Can you quote the records below in full, word for word?

Figure data in JSON:
#####
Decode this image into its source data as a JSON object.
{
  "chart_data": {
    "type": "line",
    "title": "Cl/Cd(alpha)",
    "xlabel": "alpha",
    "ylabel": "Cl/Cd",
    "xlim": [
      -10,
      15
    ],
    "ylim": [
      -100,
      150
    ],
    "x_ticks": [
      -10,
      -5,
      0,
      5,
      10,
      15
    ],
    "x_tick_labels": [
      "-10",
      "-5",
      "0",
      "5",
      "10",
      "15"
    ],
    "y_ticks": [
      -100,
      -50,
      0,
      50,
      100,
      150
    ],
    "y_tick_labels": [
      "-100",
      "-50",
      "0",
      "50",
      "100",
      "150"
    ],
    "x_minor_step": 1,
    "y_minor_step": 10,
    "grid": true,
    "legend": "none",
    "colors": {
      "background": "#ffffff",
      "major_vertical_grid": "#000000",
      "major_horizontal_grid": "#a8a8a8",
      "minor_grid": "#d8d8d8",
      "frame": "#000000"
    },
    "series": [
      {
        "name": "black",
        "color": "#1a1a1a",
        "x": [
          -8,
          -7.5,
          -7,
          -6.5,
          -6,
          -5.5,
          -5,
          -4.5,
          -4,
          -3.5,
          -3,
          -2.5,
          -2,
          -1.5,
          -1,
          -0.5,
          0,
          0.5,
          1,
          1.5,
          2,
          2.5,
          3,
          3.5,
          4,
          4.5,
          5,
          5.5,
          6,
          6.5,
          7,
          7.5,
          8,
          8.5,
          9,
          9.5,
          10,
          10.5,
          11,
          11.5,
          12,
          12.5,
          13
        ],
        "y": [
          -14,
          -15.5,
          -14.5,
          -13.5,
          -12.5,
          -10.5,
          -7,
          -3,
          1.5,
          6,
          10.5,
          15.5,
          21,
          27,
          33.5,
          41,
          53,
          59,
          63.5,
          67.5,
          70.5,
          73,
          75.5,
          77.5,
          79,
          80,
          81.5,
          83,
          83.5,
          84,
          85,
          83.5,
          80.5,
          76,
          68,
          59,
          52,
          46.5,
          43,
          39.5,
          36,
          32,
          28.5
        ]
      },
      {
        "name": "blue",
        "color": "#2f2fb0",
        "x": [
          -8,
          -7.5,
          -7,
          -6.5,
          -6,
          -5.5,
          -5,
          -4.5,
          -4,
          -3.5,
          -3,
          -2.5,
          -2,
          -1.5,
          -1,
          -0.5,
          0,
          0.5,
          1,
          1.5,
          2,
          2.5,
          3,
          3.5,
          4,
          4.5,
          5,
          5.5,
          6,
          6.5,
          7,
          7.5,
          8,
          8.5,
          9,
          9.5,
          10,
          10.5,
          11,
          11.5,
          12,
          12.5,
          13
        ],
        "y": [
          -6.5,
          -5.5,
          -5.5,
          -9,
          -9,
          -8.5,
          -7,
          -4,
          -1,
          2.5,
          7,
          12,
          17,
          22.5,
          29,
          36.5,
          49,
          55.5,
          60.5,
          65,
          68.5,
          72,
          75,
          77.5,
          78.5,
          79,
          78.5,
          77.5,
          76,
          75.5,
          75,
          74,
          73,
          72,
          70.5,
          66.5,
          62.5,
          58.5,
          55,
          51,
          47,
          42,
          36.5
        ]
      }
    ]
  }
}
#####
- [The result]
Decode this image into its source data as a JSON object.
{
  "chart_data": {
    "type": "line",
    "title": "Cl/Cd(alpha)",
    "xlabel": "alpha",
    "ylabel": "Cl/Cd",
    "xlim": [
      -10,
      15
    ],
    "ylim": [
      -100,
      150
    ],
    "x_ticks": [
      -10,
      -5,
      0,
      5,
      10,
      15
    ],
    "x_tick_labels": [
      "-10",
      "-5",
      "0",
      "5",
      "10",
      "15"
    ],
    "y_ticks": [
      -100,
      -50,
      0,
      50,
      100,
      150
    ],
    "y_tick_labels": [
      "-100",
      "-50",
      "0",
      "50",
      "100",
      "150"
    ],
    "x_minor_step": 1,
    "y_minor_step": 10,
    "grid": true,
    "legend": "none",
    "colors": {
      "background": "#ffffff",
      "major_vertical_grid": "#000000",
      "major_horizontal_grid": "#a8a8a8",
      "minor_grid": "#d8d8d8",
      "frame": "#000000"
    },
    "series": [
      {
        "name": "black",
        "color": "#1a1a1a",
        "x": [
          -8,
          -7.5,
          -7,
          -6.5,
          -6,
          -5.5,
          -5,
          -4.5,
          -4,
          -3.5,
          -3,
          -2.5,
          -2,
          -1.5,
          -1,
          -0.5,
          0,
          0.5,
          1,
          1.5,
          2,
          2.5,
          3,
          3.5,
          4,
          4.5,
          5,
          5.5,
          6,
          6.5,
          7,
          7.5,
          8,
          8.5,
          9,
          9.5,
          10,
          10.5,
          11,
          11.5,
          12,
          12.5,
          13
        ],
        "y": [
          -14,
          -15.5,
          -14.5,
          -13.5,
          -12.5,
          -10.5,
          -7,
          -3,
          1.5,
          6,
          10.5,
          15.5,
          21,
          27,
          33.5,
          41,
          53,
          59,
          63.5,
          67.5,
          70.5,
          73,
          75.5,
          77.5,
          79,
          80,
          81.5,
          83,
          83.5,
          84,
          85,
          83.5,
          80.5,
          76,
          68,
          59,
          52,
          46.5,
          43,
          39.5,
          36,
          32,
          28.5
        ]
      },
      {
        "name": "blue",
        "color": "#2f2fb0",
        "x": [
          -8,
          -7.5,
          -7,
          -6.5,
          -6,
          -5.5,
          -5,
          -4.5,
          -4,
          -3.5,
          -3,
          -2.5,
          -2,
          -1.5,
          -1,
          -0.5,
          0,
          0.5,
          1,
          1.5,
          2,
          2.5,
          3,
          3.5,
          4,
          4.5,
          5,
          5.5,
          6,
          6.5,
          7,
          7.5,
          8,
          8.5,
          9,
          9.5,
          10,
          10.5,
          11,
          11.5,
          12,
          12.5,
          13
        ],
        "y": [
          -6.5,
          -5.5,
          -5.5,
          -9,
          -9,
          -8.5,
          -7,
          -4,
          -1,
          2.5,
          7,
          12,
          17,
          22.5,
          29,
          36.5,
          49,
          55.5,
          60.5,
          65,
          68.5,
          72,
          75,
          77.5,
          78.5,
          79,
          78.5,
          77.5,
          76,
          75.5,
          75,
          74,
          73,
          72,
          70.5,
          66.5,
          62.5,
          58.5,
          55,
          51,
          47,
          42,
          36.5
        ]
      }
    ]
  }
}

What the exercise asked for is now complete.